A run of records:
▬▬▬

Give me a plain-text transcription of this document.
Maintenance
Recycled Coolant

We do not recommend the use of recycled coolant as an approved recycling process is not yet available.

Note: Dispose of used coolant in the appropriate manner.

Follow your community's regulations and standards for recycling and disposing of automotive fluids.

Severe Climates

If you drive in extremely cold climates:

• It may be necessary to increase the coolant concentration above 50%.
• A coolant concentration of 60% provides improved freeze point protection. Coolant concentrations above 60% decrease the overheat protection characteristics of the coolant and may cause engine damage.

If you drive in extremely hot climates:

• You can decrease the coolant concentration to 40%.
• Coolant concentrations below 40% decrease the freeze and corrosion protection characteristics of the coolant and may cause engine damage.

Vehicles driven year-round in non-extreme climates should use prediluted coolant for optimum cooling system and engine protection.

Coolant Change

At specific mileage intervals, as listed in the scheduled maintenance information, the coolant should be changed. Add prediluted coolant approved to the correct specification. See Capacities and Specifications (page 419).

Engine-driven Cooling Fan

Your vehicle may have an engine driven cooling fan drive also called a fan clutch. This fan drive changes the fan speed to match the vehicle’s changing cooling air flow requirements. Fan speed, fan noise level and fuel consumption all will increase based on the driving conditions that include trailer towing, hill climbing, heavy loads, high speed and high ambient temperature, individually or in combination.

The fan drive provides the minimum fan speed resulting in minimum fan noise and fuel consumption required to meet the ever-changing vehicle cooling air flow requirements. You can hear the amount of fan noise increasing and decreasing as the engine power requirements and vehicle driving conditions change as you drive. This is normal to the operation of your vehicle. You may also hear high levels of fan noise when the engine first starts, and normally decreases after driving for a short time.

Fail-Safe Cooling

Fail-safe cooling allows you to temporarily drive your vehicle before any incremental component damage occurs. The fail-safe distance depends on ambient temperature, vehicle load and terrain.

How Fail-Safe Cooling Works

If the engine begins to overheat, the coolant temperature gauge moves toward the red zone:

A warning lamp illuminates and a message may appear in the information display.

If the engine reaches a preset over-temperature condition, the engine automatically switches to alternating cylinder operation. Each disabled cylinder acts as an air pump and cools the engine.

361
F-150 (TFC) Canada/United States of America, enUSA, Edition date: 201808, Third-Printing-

▬▬▬

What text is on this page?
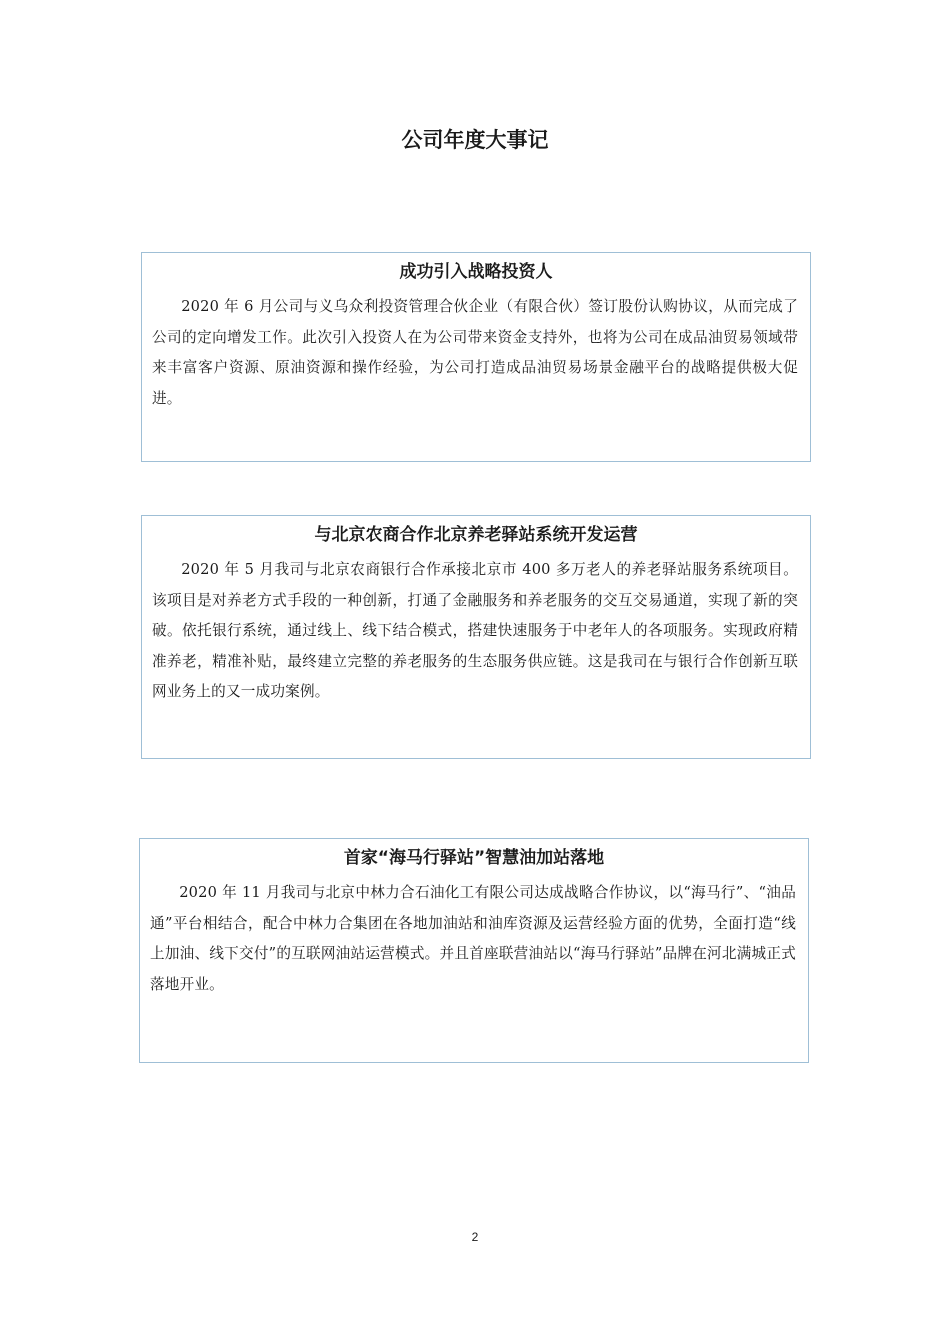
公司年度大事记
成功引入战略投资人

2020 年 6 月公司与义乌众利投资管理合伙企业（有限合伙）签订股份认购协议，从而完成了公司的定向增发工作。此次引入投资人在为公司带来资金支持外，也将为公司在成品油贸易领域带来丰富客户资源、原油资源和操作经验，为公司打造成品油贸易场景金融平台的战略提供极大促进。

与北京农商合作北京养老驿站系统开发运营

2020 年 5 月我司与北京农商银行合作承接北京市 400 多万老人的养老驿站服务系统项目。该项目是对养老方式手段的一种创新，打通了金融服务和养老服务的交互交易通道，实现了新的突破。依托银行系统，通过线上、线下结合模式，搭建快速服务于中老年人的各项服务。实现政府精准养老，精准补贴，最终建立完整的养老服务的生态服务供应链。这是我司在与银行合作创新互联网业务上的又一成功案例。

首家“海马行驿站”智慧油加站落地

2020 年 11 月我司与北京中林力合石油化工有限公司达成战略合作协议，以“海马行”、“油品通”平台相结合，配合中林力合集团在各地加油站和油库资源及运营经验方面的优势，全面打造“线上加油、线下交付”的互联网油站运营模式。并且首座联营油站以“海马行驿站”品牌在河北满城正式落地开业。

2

▬▬▬

▶ _GIVEN TASK_
Report how many lines of the entries hold the string "cause". Provide the number alone.

▶ _OUTPUT BELOW_
2